Major oil spills have decreased dramatically in recent years, but new threats are on the horizon, participants at the SpillCon, the Asia Pacific oil spill response regional conference in Perth, Australia, heard in May.
Major oil spills from shipping have dropped from about 80 a year in the 1970s to about six a year in recent times. However, with the advent of autonomous unmanned ships, regulators, including the International Maritime Organization (IMO) are looking at potential risks to come, that may reverse this trend.
“The focus this year was on leadership in times of crisis,” Nick Lemon, manager systems safety, Australian Maritime Safety Authority, told SAS. “I was speaking to a group of people dealing with oil spills. They recognised they are much less frequent in recent years, but they are aware of the need to preserve that. Not to relax. The risks are not diminishing. Any oil spill is one oil spill too many.
Lemon said industry leaders also wanted to look more broadly at things still to come.
“People are aware that there is a lot of change taking place. Climate change means weather events will be more severe than before, according to scientists,” he said. “They are drilling in deeper waters, further offshore and away from assistance in the event of an accident. Obviously breaches in cyber security too can affect anything, including increasingly automated maritime operations. In the case of automated vessels, we are looking at how best to regulate them to ensure safety.” Safety assurance has to be built in to new technology, he said.
Spillcon 2019 brought together about 450 local, regional, and global environmental and shipping representatives, government, and non-government organisations, including IMO-sponsored representatives from Asia and the Pacific.
It focused on the need for collaboration between industry and government as essential to effective marine based oil spill response. It also examined crisis leadership, planning and management, spill science, and advances in new technologies.
Topics covered IT, artificial intelligence and automation in the industry, the differences new generation of low-sulphur shipping fuel oils posed, dispersements, liability, widgets, satellite monitoring, and social media that enabled news of a crisis to spread internationally within a day, sometimes within the hour.
SpillCon was organised by the Australian Institute of Petroleum and its subsidiary the Australian Marine Oil Spill Centre, with support from the Australian Maritime Safety Authority, the National Offshore Petroleum Safety and Environmental Management Authority, and the IMO.

§ **Supplied material**
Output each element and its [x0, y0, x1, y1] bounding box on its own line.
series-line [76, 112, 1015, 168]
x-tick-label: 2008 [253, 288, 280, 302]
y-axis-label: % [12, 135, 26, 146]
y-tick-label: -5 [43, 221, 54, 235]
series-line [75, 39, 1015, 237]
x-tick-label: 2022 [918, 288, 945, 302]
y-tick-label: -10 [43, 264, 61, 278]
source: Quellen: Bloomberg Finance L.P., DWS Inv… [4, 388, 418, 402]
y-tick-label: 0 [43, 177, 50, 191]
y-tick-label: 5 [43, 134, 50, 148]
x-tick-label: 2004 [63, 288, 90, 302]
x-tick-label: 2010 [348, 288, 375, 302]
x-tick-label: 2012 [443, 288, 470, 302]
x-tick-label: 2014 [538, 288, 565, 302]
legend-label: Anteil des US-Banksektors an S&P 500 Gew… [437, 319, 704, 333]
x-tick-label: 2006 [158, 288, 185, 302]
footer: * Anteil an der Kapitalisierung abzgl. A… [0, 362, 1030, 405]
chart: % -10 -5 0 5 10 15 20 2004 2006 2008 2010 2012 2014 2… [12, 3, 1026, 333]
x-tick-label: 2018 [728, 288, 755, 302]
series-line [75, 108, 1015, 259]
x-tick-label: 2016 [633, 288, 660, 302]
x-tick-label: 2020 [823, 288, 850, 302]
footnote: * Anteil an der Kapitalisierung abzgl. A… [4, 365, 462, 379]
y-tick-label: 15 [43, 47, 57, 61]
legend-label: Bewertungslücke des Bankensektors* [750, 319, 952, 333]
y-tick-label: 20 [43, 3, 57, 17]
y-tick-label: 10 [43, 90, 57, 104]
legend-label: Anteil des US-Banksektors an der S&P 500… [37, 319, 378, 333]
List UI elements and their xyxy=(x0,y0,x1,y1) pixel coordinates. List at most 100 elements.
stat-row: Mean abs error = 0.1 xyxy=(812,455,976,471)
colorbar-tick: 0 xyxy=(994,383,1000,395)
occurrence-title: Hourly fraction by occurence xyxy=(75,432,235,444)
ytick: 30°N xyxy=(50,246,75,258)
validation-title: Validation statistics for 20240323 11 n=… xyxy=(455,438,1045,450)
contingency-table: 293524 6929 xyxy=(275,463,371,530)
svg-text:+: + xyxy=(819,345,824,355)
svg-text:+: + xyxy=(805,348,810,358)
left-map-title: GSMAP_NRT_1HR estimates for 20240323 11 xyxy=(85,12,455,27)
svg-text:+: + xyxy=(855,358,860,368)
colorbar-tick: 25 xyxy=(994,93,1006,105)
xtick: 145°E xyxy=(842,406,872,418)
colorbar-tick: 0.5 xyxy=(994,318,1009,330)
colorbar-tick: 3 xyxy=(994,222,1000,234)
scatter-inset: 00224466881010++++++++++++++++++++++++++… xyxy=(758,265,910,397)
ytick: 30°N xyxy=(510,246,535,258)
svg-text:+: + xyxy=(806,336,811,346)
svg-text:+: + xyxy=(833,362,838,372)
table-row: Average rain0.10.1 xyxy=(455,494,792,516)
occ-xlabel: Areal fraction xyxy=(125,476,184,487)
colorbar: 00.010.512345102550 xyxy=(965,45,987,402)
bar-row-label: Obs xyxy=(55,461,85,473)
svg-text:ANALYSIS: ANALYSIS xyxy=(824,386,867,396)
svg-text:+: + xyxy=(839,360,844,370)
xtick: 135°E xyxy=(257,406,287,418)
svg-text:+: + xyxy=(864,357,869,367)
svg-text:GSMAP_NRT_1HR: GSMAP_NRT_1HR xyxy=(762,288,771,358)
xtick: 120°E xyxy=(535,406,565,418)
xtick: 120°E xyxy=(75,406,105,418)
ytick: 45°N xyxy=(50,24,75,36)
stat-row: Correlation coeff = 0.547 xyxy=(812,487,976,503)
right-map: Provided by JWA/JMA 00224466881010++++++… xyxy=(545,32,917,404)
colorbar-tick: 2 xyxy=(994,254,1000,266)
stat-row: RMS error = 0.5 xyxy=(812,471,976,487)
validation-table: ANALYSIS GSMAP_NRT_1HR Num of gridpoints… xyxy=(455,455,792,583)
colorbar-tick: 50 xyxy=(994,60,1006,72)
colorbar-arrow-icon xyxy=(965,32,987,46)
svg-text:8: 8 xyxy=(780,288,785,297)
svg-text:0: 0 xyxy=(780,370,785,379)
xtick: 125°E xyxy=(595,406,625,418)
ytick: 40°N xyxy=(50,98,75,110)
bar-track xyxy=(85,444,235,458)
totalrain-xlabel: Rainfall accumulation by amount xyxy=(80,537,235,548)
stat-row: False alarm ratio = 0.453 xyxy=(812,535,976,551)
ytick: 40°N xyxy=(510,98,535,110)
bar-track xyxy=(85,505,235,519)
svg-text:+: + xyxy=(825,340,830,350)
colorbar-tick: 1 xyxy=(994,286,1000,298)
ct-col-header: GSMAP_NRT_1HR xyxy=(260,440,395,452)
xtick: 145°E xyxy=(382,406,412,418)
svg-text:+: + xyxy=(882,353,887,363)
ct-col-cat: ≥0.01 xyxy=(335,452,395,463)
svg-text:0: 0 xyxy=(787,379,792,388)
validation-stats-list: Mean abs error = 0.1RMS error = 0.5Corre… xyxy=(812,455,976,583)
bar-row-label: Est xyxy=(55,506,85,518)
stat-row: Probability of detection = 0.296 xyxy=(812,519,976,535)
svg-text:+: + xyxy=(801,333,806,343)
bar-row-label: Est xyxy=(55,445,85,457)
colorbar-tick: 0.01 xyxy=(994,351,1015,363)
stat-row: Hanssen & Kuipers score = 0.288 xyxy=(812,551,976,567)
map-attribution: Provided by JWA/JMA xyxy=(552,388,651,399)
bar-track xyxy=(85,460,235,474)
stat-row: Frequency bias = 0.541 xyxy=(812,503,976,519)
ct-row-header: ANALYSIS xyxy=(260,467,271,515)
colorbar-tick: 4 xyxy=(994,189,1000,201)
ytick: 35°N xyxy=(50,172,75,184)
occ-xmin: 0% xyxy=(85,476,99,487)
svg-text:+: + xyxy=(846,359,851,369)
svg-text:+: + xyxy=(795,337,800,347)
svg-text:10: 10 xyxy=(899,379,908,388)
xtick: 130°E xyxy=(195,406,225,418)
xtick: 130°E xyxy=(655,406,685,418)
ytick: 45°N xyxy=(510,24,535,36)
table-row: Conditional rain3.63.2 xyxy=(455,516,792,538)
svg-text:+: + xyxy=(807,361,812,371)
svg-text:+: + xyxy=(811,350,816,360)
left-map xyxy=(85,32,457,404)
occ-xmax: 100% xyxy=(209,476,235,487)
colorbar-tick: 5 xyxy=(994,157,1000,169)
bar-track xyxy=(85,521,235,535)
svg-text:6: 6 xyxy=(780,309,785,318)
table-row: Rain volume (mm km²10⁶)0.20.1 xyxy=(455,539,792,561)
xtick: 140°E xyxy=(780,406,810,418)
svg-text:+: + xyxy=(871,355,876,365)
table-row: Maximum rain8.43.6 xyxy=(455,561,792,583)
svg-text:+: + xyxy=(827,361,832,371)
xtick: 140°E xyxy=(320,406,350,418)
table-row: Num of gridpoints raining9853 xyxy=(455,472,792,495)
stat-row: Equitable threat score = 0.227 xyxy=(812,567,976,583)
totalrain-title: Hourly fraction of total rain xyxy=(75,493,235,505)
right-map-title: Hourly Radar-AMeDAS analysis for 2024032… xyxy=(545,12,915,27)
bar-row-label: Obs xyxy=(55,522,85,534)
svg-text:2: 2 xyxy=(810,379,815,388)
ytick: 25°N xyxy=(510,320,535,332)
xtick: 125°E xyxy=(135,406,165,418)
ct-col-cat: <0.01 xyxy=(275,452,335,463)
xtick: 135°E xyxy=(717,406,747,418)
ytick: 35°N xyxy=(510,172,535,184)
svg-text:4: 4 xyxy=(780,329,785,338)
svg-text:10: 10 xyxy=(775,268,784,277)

§ **Exercise requirements**
Rewrite the passage from the SpillCon text starting at "It focused on" and ending at "and the IMO.", substituting "cooperation" for "collaboration".

§ **Response**
It focused on the need for cooperation between industry and government as essential to effective marine based oil spill response. It also examined crisis leadership, planning and management, spill science, and advances in new technologies.
Topics covered IT, artificial intelligence and automation in the industry, the differences new generation of low-sulphur shipping fuel oils posed, dispersements, liability, widgets, satellite monitoring, and social media that enabled news of a crisis to spread internationally within a day, sometimes within the hour.
SpillCon was organised by the Australian Institute of Petroleum and its subsidiary the Australian Marine Oil Spill Centre, with support from the Australian Maritime Safety Authority, the National Offshore Petroleum Safety and Environmental Management Authority, and the IMO.